Look through the data below. Show each line where the string "selected" occurs.

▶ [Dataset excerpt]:
## begin

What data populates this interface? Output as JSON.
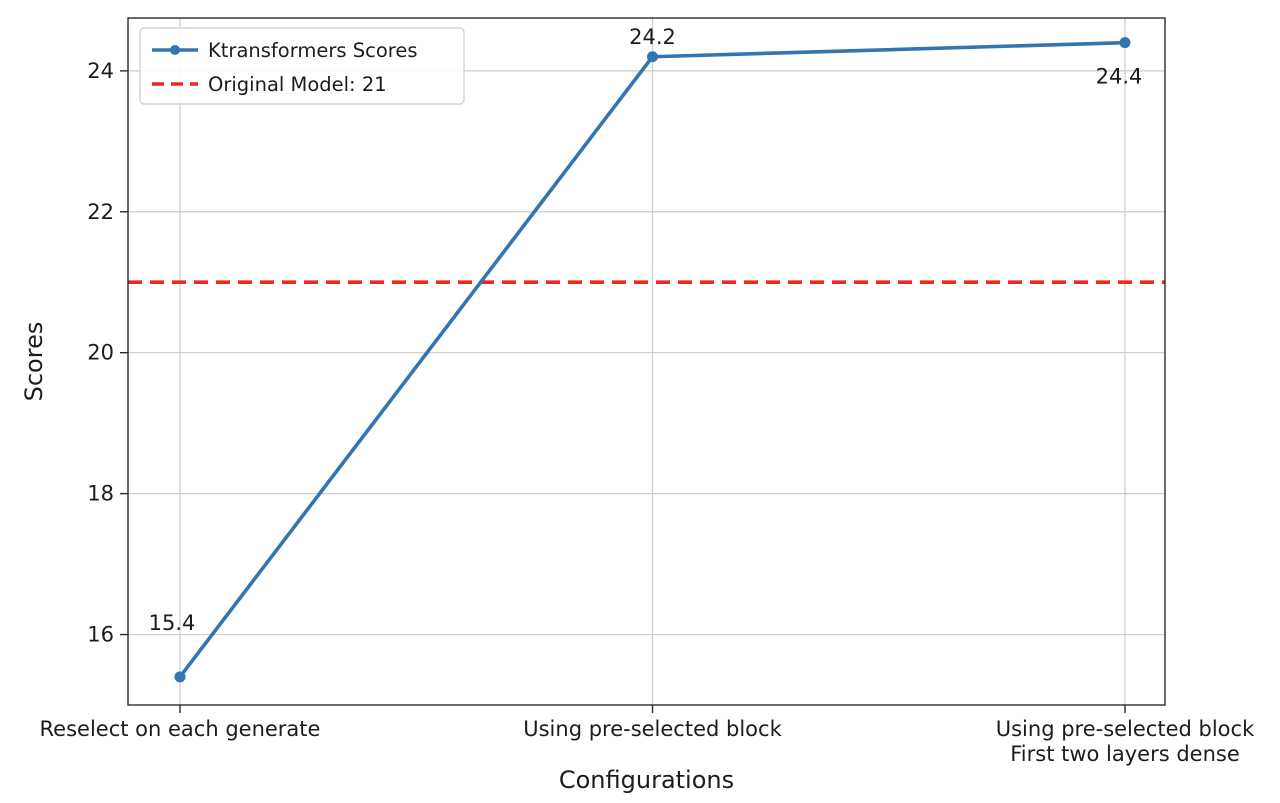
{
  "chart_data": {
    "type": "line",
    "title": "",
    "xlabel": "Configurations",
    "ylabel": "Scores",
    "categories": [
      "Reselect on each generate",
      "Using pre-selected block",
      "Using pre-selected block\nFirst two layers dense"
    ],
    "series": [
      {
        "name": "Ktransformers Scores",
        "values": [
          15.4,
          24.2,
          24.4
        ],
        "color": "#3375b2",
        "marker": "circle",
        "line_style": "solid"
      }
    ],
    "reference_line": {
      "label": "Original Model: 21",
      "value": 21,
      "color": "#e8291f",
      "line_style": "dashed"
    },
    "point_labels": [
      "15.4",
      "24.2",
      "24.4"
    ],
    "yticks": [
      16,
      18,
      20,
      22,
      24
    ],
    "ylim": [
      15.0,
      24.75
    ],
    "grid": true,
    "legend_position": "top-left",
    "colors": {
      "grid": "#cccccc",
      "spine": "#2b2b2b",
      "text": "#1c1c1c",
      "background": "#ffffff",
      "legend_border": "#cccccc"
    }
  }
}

## end
## begin

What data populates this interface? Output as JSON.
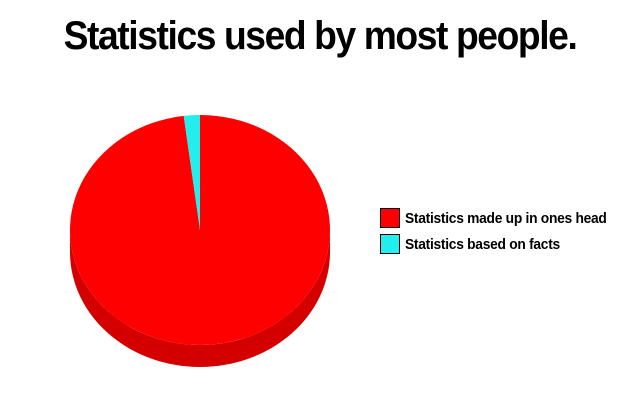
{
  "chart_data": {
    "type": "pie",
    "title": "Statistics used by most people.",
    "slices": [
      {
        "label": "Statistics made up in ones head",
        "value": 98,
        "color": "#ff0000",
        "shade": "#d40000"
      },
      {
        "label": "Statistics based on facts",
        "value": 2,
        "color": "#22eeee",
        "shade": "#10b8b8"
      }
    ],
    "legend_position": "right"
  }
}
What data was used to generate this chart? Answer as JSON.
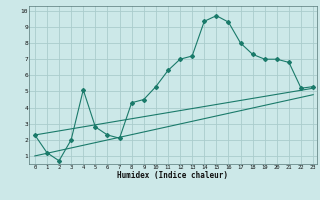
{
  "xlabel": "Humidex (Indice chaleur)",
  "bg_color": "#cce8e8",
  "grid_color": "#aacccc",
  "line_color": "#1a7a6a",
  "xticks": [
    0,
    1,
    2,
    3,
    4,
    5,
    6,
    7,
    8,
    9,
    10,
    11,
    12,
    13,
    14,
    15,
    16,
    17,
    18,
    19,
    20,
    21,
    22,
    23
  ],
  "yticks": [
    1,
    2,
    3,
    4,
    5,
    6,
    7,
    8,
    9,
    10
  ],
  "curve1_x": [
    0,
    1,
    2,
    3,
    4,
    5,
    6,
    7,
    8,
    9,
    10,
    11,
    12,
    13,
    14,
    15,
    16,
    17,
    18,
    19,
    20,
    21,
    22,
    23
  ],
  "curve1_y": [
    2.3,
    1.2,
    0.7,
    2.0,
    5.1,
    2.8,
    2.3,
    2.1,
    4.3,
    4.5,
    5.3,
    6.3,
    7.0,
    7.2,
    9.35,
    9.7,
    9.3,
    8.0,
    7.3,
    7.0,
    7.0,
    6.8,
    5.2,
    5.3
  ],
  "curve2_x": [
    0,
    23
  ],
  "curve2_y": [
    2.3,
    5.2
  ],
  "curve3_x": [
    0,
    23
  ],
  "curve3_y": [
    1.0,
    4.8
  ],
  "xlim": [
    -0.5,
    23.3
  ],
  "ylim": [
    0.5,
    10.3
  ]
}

## end
## begin

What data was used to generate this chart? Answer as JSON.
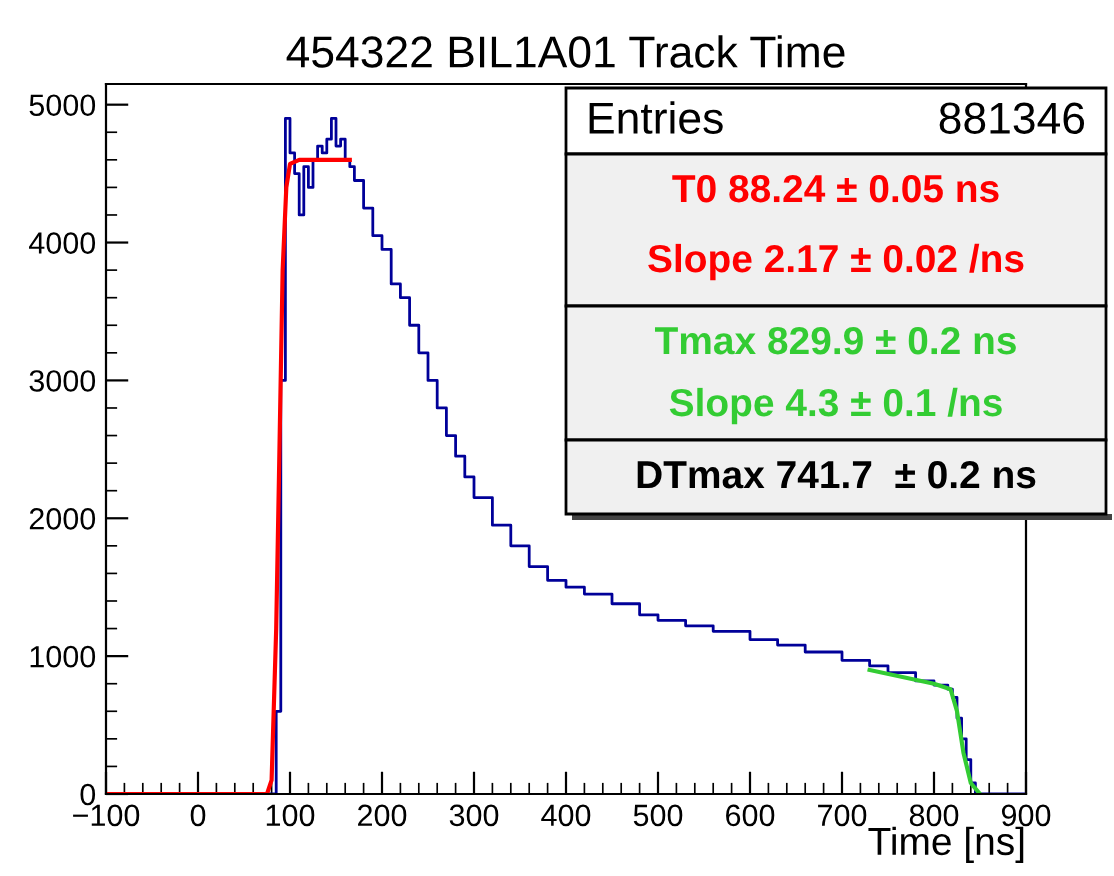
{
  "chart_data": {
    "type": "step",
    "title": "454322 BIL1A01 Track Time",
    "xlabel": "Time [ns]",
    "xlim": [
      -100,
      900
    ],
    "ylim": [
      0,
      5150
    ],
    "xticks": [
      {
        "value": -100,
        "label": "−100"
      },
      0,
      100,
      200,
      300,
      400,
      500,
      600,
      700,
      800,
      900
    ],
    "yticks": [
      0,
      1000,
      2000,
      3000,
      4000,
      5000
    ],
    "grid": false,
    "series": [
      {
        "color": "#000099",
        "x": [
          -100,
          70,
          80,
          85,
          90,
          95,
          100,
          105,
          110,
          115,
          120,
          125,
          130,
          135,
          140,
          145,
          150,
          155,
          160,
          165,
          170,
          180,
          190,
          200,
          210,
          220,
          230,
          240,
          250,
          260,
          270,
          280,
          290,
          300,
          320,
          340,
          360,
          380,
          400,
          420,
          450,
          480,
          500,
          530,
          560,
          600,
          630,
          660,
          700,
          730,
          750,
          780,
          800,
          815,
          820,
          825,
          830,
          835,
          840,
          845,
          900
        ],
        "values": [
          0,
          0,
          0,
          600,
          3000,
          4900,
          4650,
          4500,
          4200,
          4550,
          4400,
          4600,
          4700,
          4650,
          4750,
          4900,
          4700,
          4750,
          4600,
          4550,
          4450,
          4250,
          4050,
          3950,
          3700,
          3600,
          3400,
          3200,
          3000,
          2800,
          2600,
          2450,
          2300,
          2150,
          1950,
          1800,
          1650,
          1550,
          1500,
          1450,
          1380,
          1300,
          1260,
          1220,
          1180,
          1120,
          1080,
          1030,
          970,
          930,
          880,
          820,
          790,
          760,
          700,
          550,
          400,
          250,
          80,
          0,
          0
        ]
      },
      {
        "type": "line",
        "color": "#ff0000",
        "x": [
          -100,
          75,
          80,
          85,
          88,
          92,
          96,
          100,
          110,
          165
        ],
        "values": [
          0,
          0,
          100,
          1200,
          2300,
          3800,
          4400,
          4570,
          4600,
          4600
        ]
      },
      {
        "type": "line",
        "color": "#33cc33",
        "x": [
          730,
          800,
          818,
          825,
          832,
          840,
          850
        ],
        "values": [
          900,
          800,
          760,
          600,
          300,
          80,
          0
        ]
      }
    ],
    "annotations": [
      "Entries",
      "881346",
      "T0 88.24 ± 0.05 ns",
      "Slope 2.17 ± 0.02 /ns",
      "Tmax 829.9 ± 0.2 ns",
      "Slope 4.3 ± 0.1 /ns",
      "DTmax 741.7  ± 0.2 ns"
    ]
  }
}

## end

▶ [Output below]:
      "Using pre-selected block",
      "Using pre-selected block\nFirst two layers dense"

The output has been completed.